→ REQUIREMENT
Determine how many lines include the string "color". Output that number only.

# START OF ENTRIES SUPPLIED

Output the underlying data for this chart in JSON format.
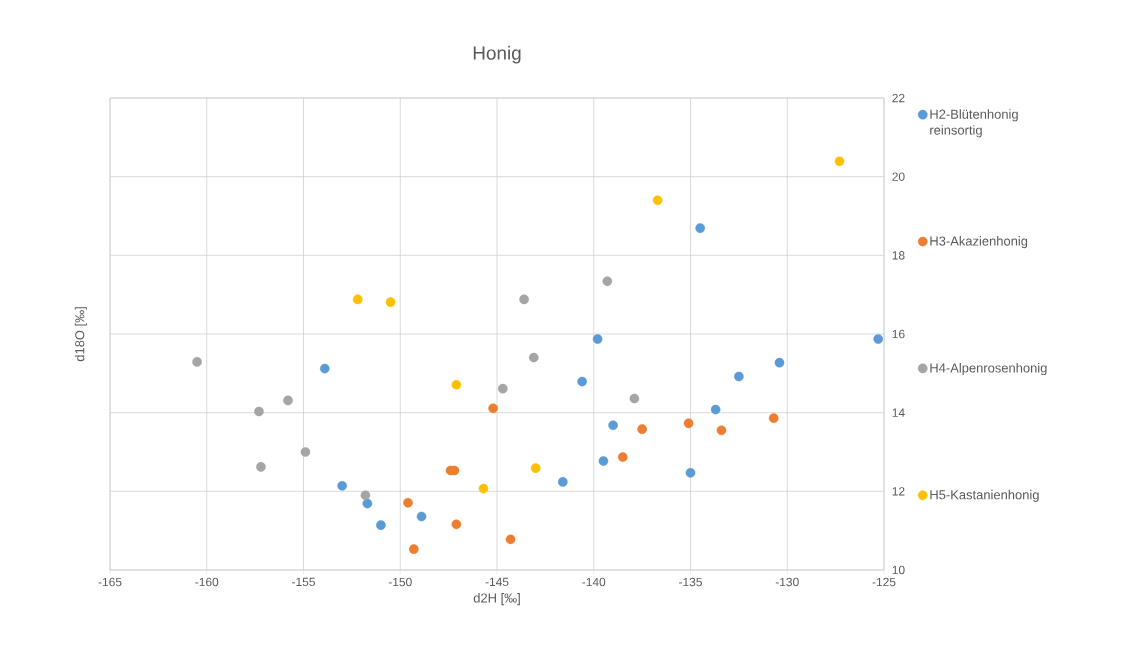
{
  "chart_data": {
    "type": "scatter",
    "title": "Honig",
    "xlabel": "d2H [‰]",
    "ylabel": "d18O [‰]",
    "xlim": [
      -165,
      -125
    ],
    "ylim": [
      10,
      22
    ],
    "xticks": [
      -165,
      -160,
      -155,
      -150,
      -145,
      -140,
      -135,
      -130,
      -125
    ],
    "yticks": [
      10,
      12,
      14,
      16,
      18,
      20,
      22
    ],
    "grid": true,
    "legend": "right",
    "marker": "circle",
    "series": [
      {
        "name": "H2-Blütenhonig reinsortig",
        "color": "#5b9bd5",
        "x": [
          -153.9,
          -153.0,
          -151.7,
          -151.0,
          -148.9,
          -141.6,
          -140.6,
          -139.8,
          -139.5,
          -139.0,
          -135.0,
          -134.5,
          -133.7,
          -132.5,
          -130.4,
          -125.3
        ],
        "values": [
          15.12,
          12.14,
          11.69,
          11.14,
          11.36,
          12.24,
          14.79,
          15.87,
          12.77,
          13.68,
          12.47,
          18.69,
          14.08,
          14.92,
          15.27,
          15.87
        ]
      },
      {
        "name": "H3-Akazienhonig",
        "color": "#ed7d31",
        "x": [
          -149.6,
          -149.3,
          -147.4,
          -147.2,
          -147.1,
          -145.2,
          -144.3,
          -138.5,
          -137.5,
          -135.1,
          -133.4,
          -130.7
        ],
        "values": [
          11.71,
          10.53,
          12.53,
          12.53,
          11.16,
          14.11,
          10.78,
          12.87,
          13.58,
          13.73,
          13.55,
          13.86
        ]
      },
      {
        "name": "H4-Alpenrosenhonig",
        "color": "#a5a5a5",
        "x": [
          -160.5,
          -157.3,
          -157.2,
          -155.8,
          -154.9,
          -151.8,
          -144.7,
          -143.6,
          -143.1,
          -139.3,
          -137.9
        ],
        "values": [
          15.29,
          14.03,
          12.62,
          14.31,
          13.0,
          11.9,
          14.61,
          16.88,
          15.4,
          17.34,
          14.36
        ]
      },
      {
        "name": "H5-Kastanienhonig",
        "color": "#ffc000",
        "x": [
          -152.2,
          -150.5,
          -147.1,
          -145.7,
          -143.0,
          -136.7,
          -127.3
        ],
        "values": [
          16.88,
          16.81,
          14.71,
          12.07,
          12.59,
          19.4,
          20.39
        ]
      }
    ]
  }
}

# END OF ENTRIES SUPPLIED
# START OF ENTRIES SUPPLIED

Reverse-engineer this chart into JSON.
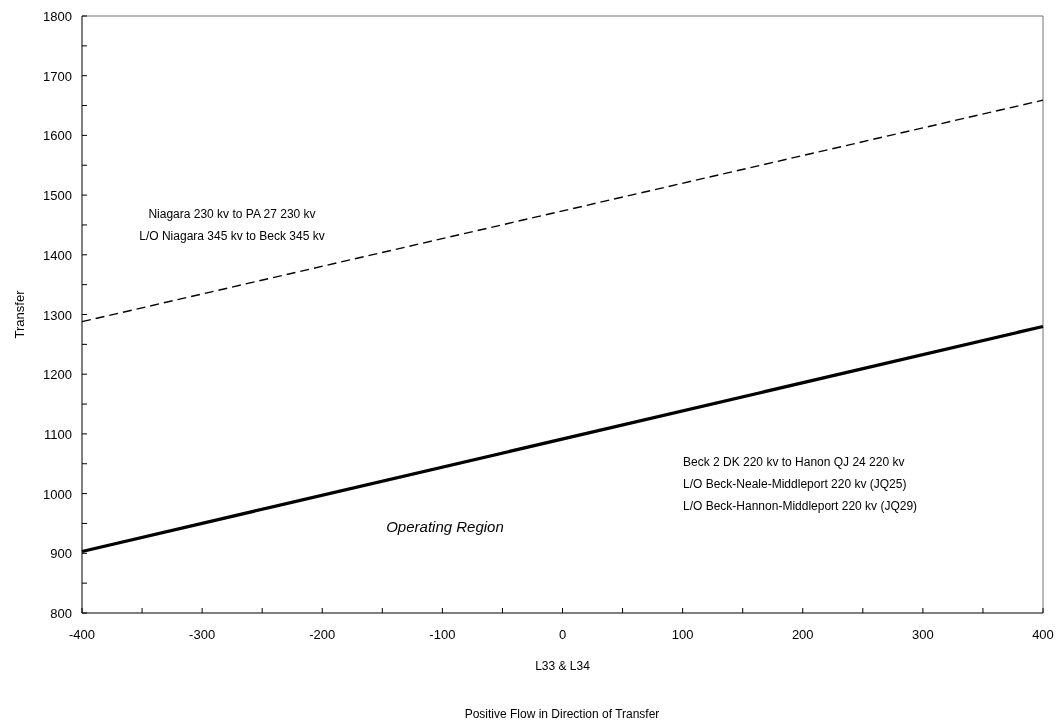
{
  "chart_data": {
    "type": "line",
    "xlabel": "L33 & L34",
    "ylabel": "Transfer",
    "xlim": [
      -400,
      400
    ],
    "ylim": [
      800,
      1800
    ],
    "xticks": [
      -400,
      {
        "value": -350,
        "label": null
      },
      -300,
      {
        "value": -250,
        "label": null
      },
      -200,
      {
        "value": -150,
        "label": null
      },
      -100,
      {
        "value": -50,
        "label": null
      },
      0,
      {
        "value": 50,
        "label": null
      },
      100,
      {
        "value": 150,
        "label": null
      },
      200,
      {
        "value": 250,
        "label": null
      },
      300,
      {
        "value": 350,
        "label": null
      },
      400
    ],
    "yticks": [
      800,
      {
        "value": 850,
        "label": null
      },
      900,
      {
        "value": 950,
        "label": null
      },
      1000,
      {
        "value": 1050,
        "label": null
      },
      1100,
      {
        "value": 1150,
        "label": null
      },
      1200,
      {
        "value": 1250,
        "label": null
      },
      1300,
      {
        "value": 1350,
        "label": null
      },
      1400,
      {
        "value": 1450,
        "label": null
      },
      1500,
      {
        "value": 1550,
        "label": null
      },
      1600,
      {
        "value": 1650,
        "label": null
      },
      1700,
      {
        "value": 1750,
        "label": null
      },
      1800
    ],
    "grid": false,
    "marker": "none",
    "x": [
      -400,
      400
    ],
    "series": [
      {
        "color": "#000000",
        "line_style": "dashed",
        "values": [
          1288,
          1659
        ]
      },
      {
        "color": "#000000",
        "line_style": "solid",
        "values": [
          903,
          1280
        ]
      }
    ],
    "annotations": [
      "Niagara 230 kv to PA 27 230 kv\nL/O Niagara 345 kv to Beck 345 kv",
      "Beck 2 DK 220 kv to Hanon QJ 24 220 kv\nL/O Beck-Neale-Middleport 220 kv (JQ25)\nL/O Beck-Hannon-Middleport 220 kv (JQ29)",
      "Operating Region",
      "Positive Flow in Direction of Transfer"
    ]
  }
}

# END OF ENTRIES SUPPLIED

→ RIGHT ANSWER
6